## Entries from a dataset:

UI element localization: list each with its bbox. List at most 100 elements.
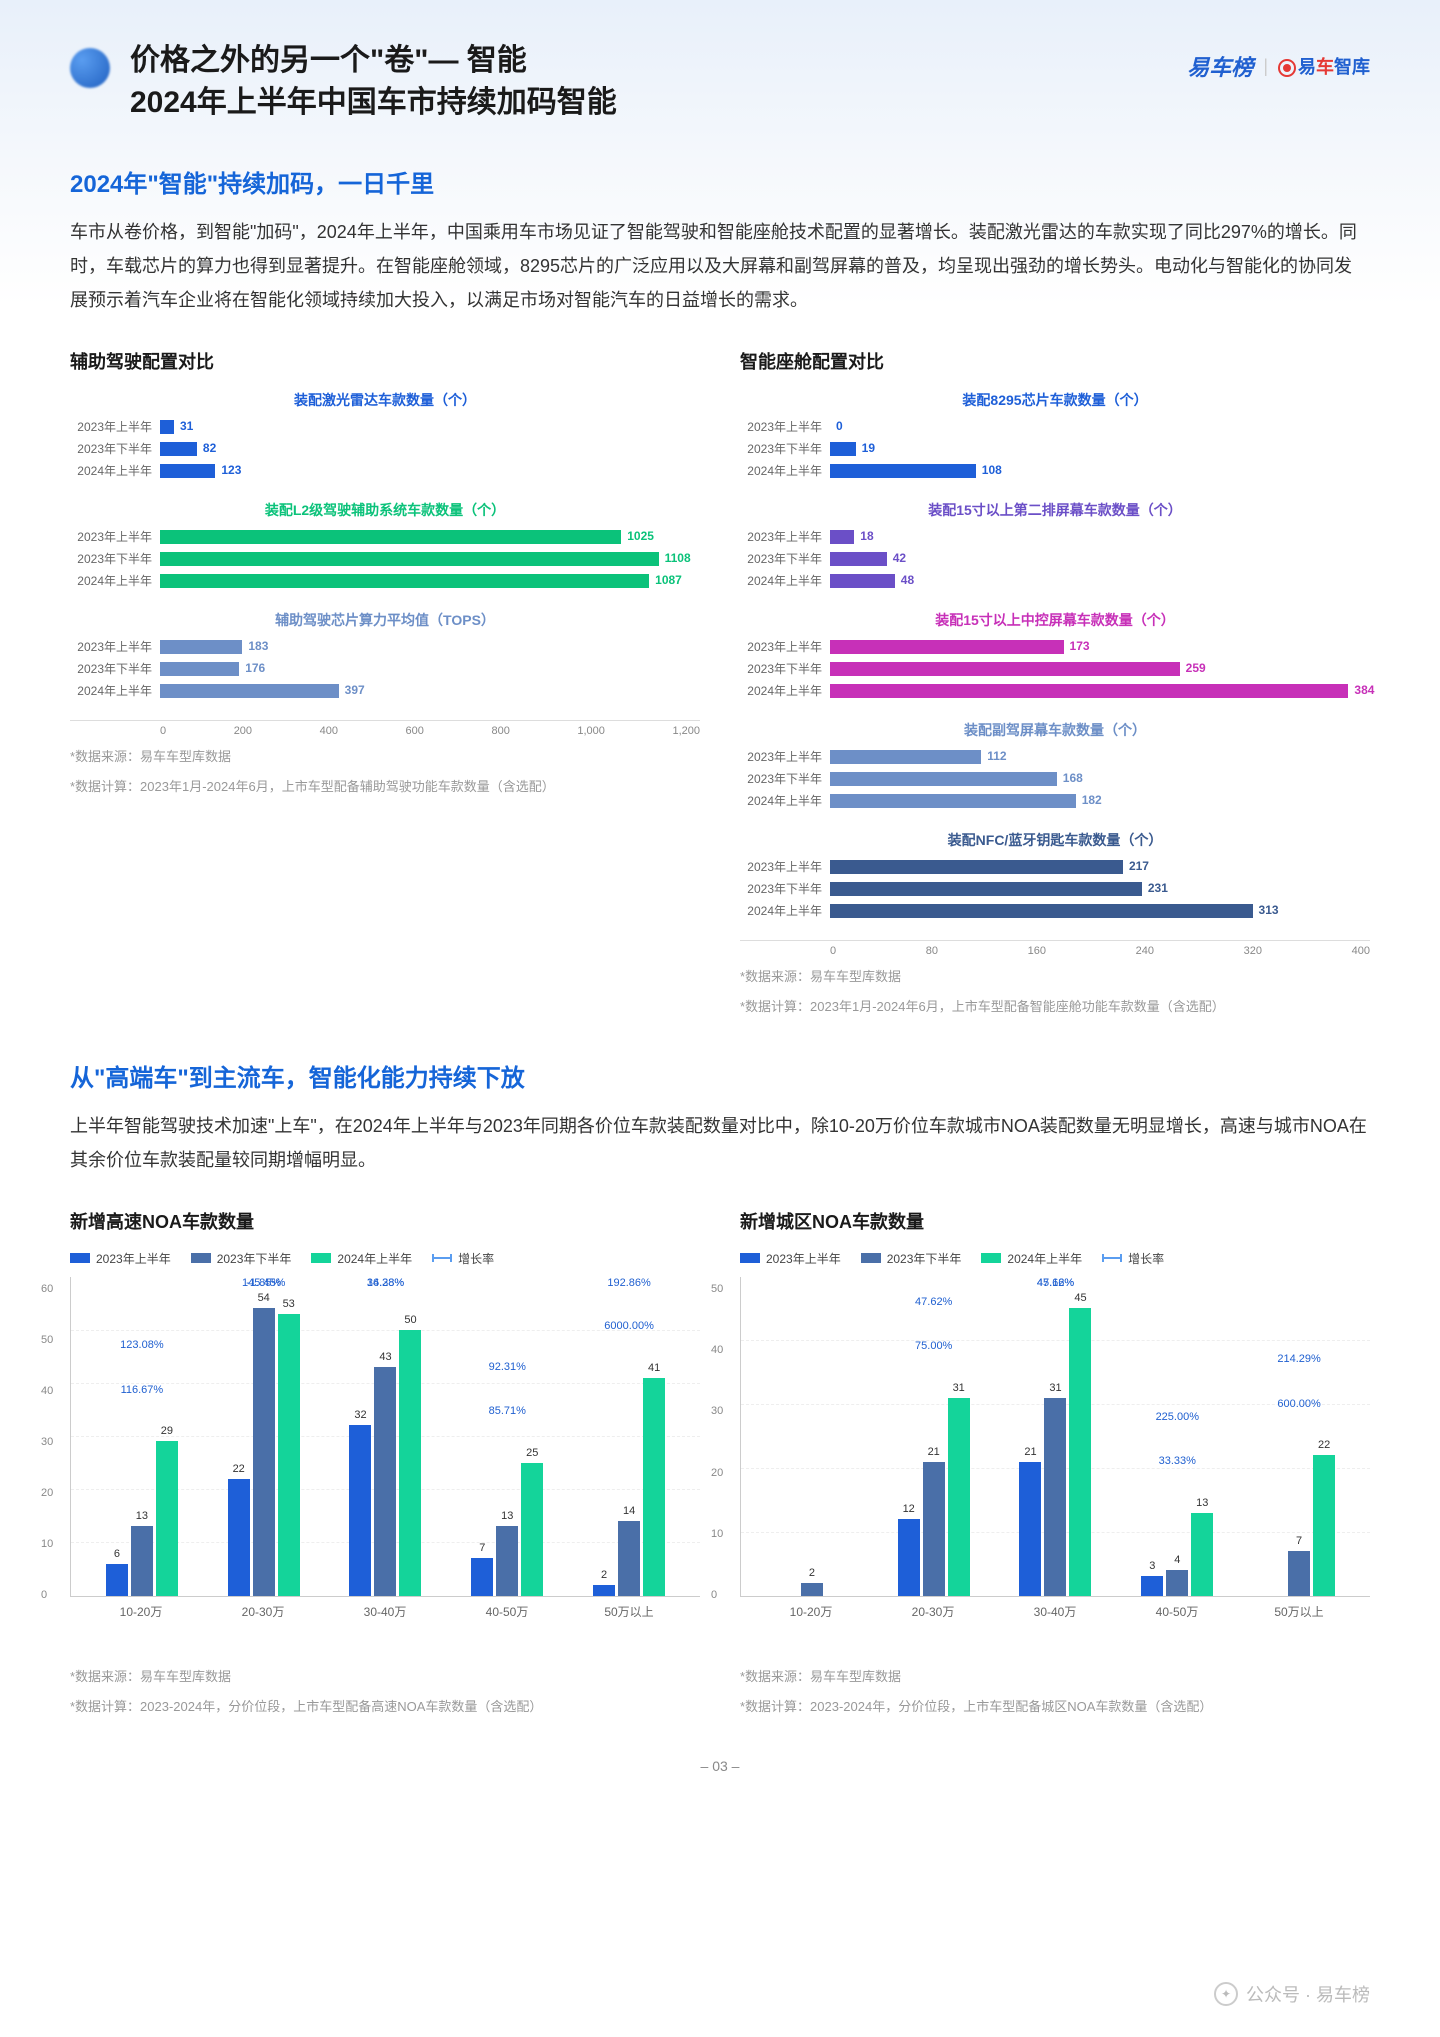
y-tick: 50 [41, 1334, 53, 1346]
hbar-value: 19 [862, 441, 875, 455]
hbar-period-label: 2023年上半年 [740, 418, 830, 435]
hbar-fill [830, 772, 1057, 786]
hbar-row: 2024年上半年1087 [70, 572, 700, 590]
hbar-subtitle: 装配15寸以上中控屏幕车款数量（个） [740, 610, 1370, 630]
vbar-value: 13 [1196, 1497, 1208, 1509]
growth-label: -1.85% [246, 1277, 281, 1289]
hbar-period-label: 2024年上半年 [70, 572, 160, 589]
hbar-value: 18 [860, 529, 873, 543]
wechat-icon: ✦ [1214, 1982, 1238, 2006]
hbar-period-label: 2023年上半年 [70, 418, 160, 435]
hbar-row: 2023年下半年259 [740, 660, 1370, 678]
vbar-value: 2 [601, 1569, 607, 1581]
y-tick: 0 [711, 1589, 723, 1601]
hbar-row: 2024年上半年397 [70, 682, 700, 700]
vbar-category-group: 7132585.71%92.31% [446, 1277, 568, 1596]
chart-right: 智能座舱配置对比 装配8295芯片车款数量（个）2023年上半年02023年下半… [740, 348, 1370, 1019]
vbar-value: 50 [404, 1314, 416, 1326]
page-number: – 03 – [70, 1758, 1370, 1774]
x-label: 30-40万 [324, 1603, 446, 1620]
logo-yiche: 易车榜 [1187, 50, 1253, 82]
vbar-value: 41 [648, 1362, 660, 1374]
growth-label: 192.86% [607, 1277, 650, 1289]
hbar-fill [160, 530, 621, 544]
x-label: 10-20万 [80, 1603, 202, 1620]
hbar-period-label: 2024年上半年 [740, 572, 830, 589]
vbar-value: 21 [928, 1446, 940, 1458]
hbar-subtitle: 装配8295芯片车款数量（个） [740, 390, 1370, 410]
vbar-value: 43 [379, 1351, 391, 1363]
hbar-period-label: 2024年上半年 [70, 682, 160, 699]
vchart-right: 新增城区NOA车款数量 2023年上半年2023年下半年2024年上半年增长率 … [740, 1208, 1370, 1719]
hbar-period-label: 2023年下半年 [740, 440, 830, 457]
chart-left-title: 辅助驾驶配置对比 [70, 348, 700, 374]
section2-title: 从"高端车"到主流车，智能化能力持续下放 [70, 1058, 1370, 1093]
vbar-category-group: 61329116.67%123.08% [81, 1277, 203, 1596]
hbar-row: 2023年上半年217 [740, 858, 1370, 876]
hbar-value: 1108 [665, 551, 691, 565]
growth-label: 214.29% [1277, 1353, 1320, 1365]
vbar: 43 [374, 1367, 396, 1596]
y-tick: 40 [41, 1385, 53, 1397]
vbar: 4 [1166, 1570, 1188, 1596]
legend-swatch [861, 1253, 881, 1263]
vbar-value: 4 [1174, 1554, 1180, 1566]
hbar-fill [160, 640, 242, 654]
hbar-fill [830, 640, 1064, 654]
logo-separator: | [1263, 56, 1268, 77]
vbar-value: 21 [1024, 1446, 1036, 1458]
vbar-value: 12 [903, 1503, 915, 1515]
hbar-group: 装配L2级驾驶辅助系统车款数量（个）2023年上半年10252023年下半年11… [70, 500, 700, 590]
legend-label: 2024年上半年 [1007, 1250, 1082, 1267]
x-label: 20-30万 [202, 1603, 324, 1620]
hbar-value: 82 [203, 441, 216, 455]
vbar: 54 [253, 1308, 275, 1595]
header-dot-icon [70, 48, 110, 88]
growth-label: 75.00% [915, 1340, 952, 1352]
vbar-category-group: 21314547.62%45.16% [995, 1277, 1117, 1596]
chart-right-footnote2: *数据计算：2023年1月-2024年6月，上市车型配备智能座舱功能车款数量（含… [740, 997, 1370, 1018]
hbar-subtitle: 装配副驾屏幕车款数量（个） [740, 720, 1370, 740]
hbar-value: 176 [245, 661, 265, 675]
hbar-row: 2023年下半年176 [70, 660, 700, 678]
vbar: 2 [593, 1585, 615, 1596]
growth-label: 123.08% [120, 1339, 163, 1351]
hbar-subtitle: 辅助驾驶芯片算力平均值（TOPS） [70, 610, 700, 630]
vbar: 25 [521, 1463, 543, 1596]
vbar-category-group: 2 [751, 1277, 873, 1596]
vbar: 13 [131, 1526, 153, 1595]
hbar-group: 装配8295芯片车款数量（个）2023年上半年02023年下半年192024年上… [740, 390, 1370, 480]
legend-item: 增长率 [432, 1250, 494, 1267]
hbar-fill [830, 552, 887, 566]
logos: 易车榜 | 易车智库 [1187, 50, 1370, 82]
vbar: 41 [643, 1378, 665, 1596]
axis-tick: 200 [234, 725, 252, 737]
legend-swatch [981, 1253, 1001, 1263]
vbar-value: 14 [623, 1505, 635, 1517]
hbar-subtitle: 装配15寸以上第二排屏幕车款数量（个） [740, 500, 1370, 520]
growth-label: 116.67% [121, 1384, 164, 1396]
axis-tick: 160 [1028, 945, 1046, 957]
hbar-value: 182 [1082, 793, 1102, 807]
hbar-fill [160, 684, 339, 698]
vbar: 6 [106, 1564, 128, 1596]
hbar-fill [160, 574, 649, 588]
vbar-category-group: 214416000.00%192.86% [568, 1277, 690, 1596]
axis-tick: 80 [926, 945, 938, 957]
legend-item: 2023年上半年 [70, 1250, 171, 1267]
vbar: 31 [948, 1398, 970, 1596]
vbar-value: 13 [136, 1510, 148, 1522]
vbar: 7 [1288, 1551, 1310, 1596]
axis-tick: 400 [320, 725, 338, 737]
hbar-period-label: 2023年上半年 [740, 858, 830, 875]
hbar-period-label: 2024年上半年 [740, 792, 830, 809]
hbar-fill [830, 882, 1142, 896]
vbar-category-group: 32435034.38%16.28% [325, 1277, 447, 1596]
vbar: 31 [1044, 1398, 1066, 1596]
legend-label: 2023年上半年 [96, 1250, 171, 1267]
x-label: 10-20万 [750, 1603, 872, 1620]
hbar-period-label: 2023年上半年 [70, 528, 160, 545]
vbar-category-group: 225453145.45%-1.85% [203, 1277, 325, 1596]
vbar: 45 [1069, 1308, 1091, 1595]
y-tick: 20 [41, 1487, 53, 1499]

## PROBLEM REQUIREMENTS:
Reproduce the rows above, from the line with "y-tick: 50 [41, 1334, 53, 1346]" to the line with "vbar-category-group: 7132585.71%92.31% [446, 1277, 568, 1596]", inclusive of both.

## ANSWER IN FULL:
y-tick: 50 [41, 1334, 53, 1346]
hbar-value: 19 [862, 441, 875, 455]
hbar-period-label: 2023年上半年 [740, 418, 830, 435]
hbar-fill [830, 772, 1057, 786]
hbar-row: 2024年上半年1087 [70, 572, 700, 590]
hbar-subtitle: 装配15寸以上中控屏幕车款数量（个） [740, 610, 1370, 630]
vbar-value: 13 [1196, 1497, 1208, 1509]
growth-label: -1.85% [246, 1277, 281, 1289]
hbar-period-label: 2024年上半年 [70, 572, 160, 589]
hbar-value: 18 [860, 529, 873, 543]
wechat-icon: ✦ [1214, 1982, 1238, 2006]
hbar-period-label: 2023年上半年 [70, 418, 160, 435]
hbar-row: 2023年下半年259 [740, 660, 1370, 678]
vbar-value: 2 [601, 1569, 607, 1581]
y-tick: 0 [711, 1589, 723, 1601]
hbar-row: 2024年上半年397 [70, 682, 700, 700]
vbar-category-group: 7132585.71%92.31% [446, 1277, 568, 1596]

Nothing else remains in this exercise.